---------- SELECTED EXCERPT

For purposes of the Tax Act, the Trust generally intends to deduct, in computing its income and taxable income, the full amount available for deduction in each year. As a result of such deductions and the Trust's entitlement to a Capital Gains Refund, it is expected that the Trust will not be liable for any material amount of tax under the Tax Act. However, no assurance can be given in this regard.

The Trust has registered be a "registered investment" under the Tax Act from the Trust's inception. The Trust may have its registration revoked by the CCRA if it ceases to be a mutual fund trust and did not otherwise qualify for registered investment status. As a registered investment, the Trust may be subject to a special tax under Part XI of the Tax Act if it acquires or holds foreign property in excess of the limits provided in the Tax Act or enters into certain agreements to acquire shares of a corporation at a price that may differ from the fair market value of the shares at the time of acquisition. Based on Enterra's certificate as to certain factual matters and the terms of the Trust Indenture, which restrict its investments in foreign property, the Trust will not become liable for such tax.

--------------------

TASK INSTRUCTIONS:
a – Could you reproduce the passage on the Trust's tax treatment word for word, starting at "The Trust has" and ending at "for such tax."?
b – How would you render this sentence from the passage on the Trust's tax treatment in French: "As a result of such deductions and the Trust's entitlement to a Capital Gains Refund, it is expected that the Trust will not be liable for any material amount of tax under the Tax Act."
c – Can you write the next part of the passage on the Trust's tax treatment, picking up after its final sentence?
The data that follow have nothing to do with the passage on the Trust's tax treatment.

---------- INFORMATION SUPPLIED

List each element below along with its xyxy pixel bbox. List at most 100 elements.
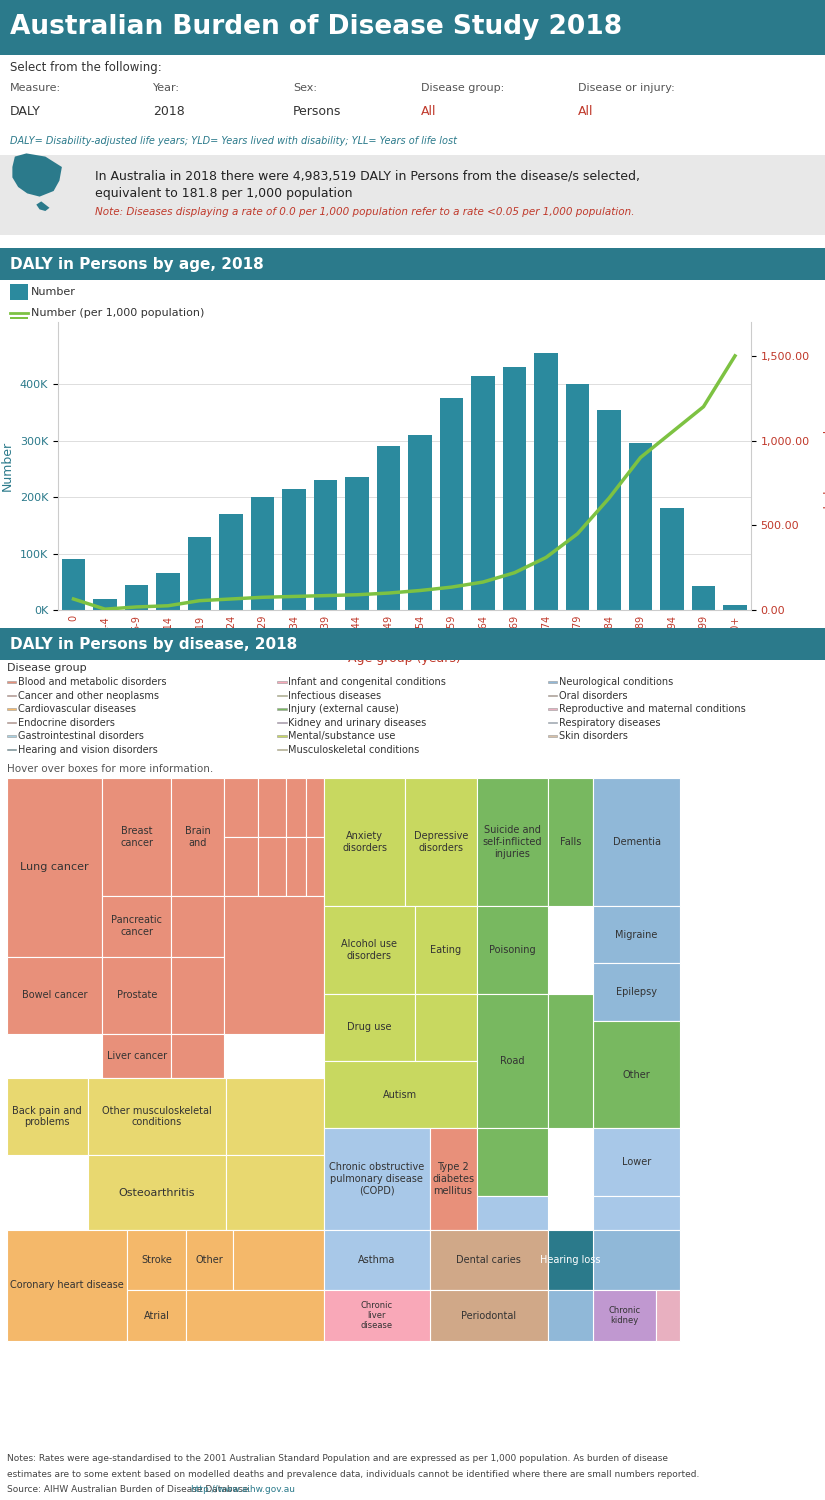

--------------------

RESPONSES IN ORDER:
a –
The Trust has registered be a "registered investment" under the Tax Act from the Trust's inception. The Trust may have its registration revoked by the CCRA if it ceases to be a mutual fund trust and did not otherwise qualify for registered investment status. As a registered investment, the Trust may be subject to a special tax under Part XI of the Tax Act if it acquires or holds foreign property in excess of the limits provided in the Tax Act or enters into certain agreements to acquire shares of a corporation at a price that may differ from the fair market value of the shares at the time of acquisition. Based on Enterra's certificate as to certain factual matters and the terms of the Trust Indenture, which restrict its investments in foreign property, the Trust will not become liable for such tax.

b – En raison de ces déductions et du droit de la fiducie à un remboursement au titre des gains en capital, on s'attend à ce que la fiducie ne soit redevable d'aucun montant important d'impôt en vertu de la Loi de l'impôt.

c –
If the Trust ceases to qualify as a mutual fund trust, the Trust may be required to pay tax under Part XII.2 of the Tax Act. The payment of Part XII.2 tax by the Trust may have material adverse tax consequences for certain unitholders.

Taxation of unitholders

Income from trust units

The income of a unitholder from the trust units will be considered to be income from property for the purposes of the Tax Act. Any deduction or loss of the Trust for the purposes of the Tax Act cannot be allocated to and treated as a deduction or loss of a unitholder.

A unitholder will generally be required to include in computing income for a particular taxation year of the unitholder the portion of the net income of the Trust for a taxation year, including taxable dividends and net taxable capital gains, that is paid or becomes payable to the unitholder in that particular taxation year, whether such amount is payable in cash or in Reinvested trust units. Provided that appropriate designations are made by Commercial Trust and the Trust, such portion of the Trust's net taxable capital gains and taxable dividends, if any, as are paid or payable to a unitholder will effectively retain their character as taxable capital gains and taxable dividends, respectively, and will be treated as such in the hands of the unitholder for purposes of the Tax Act.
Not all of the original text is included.